Problem to solve: Go over the entries below line by line, copying each one that contains the word "pullback".

Extracted material:
* * *

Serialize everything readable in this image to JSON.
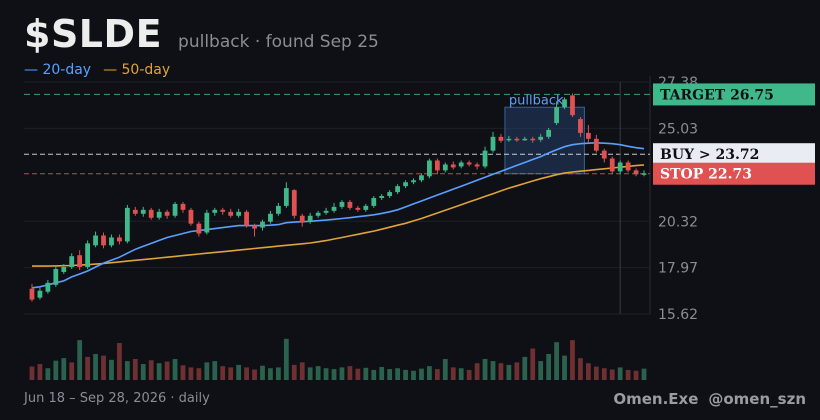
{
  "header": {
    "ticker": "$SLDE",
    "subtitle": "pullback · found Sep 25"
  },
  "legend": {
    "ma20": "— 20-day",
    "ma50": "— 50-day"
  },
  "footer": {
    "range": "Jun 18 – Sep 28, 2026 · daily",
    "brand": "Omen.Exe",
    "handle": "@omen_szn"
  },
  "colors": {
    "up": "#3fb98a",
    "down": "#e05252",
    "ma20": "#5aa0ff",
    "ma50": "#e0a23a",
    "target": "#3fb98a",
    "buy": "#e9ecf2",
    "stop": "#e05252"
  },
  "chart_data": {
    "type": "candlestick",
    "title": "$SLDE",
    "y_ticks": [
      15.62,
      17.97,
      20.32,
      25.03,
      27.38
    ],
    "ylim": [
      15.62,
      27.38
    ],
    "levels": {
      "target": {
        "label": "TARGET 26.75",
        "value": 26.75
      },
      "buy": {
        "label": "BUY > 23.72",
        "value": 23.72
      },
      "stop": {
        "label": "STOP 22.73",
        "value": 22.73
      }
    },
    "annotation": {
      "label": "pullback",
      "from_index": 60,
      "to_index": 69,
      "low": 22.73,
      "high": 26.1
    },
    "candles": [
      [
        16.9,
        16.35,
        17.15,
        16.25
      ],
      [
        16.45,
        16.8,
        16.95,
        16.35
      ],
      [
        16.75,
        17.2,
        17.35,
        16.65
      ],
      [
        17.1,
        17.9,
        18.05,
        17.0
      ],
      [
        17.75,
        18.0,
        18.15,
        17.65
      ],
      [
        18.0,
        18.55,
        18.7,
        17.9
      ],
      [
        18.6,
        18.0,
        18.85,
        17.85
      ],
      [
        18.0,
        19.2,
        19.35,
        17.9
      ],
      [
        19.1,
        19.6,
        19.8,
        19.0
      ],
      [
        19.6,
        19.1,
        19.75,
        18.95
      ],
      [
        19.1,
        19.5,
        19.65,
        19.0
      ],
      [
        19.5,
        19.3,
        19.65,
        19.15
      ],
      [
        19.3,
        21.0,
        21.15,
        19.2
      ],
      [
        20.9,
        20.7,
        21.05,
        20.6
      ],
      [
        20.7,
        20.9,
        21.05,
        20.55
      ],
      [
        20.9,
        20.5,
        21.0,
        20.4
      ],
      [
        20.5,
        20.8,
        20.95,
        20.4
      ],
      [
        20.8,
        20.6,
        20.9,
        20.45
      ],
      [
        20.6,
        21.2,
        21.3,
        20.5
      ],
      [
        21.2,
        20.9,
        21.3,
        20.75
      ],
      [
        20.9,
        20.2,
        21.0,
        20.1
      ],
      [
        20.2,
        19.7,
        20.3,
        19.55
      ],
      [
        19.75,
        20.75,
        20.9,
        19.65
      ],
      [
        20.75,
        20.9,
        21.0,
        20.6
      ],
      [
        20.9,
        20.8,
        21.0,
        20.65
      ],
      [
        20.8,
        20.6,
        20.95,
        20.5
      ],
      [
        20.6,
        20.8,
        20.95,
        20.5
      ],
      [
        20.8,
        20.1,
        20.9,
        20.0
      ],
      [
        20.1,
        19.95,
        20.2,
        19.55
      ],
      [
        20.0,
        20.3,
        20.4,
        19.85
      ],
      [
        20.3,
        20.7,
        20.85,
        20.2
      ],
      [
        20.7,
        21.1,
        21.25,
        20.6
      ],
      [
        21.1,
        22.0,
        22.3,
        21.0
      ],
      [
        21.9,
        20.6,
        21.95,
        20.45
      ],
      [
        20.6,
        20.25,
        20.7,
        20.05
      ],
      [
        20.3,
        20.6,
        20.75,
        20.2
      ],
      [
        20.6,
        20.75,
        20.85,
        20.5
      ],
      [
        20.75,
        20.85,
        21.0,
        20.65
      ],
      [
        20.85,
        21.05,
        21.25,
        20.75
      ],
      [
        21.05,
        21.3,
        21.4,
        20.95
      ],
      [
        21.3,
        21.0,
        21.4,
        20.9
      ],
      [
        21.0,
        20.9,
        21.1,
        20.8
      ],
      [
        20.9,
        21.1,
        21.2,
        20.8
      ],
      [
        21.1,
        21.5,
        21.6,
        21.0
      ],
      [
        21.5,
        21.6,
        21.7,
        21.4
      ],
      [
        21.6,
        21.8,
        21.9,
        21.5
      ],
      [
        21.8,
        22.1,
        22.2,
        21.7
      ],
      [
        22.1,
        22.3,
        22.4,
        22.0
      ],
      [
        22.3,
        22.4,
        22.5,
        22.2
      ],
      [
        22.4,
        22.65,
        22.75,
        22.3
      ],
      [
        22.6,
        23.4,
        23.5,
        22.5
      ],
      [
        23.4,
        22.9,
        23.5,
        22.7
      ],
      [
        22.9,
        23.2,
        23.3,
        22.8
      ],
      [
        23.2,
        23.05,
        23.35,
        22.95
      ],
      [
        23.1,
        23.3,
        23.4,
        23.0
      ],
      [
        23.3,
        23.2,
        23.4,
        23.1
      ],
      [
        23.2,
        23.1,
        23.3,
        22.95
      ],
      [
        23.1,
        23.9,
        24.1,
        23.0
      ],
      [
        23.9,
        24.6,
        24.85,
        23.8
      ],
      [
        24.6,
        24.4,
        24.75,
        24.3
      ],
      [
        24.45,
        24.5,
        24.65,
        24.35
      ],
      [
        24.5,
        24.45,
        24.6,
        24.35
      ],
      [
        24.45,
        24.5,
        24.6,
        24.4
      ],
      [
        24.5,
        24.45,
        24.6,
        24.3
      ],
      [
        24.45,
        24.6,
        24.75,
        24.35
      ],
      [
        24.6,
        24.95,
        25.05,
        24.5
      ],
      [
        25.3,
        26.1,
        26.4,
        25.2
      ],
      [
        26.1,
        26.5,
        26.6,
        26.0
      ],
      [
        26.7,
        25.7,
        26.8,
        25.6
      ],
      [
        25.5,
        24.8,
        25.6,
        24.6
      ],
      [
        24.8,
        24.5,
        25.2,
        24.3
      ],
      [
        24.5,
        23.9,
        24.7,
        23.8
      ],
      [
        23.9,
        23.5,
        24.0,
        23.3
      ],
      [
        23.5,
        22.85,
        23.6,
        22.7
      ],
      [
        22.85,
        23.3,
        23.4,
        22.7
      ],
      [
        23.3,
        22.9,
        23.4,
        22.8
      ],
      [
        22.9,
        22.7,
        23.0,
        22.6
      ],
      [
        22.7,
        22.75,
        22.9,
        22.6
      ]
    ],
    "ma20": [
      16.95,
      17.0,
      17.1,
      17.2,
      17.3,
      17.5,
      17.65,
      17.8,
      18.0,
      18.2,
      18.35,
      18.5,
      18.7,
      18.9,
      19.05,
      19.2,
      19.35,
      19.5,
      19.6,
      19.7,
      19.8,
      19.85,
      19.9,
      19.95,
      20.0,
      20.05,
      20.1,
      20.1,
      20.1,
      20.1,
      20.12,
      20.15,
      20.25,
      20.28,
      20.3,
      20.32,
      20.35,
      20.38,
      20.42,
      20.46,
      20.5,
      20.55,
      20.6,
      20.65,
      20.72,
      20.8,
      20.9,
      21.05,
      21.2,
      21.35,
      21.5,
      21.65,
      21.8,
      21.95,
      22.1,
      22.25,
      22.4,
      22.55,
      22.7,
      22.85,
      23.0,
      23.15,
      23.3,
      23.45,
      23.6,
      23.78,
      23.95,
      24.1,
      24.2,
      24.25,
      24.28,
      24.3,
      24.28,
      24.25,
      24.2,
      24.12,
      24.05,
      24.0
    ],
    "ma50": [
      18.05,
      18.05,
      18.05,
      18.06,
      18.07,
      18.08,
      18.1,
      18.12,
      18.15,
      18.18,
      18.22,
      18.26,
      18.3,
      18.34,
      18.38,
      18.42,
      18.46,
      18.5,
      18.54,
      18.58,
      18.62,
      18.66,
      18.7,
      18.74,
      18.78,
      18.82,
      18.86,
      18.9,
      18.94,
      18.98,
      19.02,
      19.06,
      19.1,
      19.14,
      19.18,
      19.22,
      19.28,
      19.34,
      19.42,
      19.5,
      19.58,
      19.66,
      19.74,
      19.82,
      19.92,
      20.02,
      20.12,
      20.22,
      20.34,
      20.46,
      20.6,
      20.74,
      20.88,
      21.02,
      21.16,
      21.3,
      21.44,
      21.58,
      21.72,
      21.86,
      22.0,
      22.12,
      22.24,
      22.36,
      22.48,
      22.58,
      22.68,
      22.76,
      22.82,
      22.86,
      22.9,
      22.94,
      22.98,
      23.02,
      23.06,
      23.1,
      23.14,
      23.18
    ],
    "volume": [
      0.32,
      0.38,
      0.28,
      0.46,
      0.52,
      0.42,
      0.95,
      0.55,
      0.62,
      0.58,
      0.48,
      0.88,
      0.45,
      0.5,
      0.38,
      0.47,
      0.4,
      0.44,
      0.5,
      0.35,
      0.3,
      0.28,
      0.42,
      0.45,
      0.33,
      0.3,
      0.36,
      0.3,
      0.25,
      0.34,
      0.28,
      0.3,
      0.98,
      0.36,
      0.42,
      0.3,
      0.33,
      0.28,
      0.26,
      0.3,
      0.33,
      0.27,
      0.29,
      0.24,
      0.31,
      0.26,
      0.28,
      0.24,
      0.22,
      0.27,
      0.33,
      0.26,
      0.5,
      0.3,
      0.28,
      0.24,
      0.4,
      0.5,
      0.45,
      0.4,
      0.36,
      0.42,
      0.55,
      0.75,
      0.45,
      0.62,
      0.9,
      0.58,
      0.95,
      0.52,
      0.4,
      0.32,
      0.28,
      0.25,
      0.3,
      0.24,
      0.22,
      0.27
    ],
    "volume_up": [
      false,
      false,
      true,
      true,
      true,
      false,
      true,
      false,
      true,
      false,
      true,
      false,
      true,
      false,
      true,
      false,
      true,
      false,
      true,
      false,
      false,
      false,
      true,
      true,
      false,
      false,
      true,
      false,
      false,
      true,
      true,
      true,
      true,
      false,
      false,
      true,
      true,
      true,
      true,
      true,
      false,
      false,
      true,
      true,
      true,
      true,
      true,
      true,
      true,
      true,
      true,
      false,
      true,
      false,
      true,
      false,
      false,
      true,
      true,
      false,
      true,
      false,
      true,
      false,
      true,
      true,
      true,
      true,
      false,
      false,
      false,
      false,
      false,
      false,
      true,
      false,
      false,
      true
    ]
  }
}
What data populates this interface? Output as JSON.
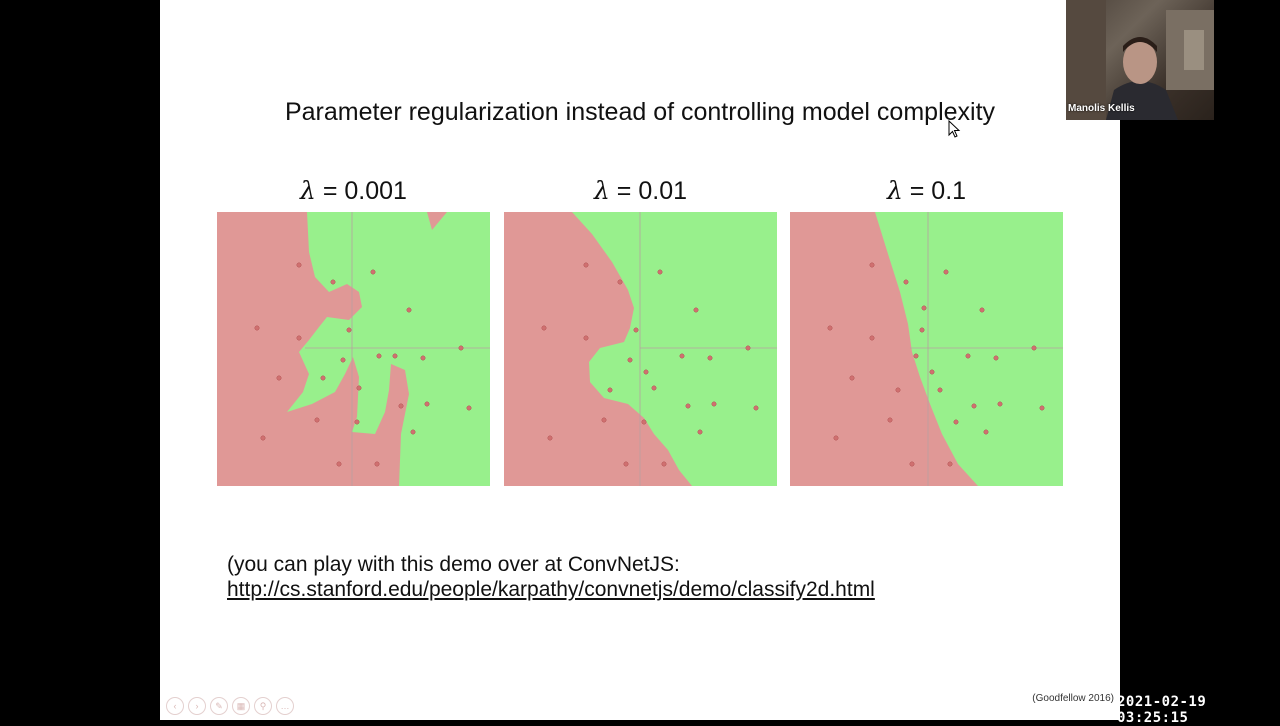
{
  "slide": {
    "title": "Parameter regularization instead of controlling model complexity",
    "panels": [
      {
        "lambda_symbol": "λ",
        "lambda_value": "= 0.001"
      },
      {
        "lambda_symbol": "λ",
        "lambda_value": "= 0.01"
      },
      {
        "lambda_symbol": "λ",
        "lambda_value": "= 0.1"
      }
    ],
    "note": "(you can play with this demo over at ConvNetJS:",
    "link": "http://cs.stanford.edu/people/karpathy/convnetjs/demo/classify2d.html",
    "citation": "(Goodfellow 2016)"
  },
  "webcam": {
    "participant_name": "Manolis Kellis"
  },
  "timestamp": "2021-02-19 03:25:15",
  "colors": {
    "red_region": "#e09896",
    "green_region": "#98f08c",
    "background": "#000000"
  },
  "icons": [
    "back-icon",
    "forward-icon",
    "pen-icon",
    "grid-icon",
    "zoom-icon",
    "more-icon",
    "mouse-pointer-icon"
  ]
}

* * *

Output of the task:
    "subtitle": "pullback · found Sep 25"
      "label": "pullback",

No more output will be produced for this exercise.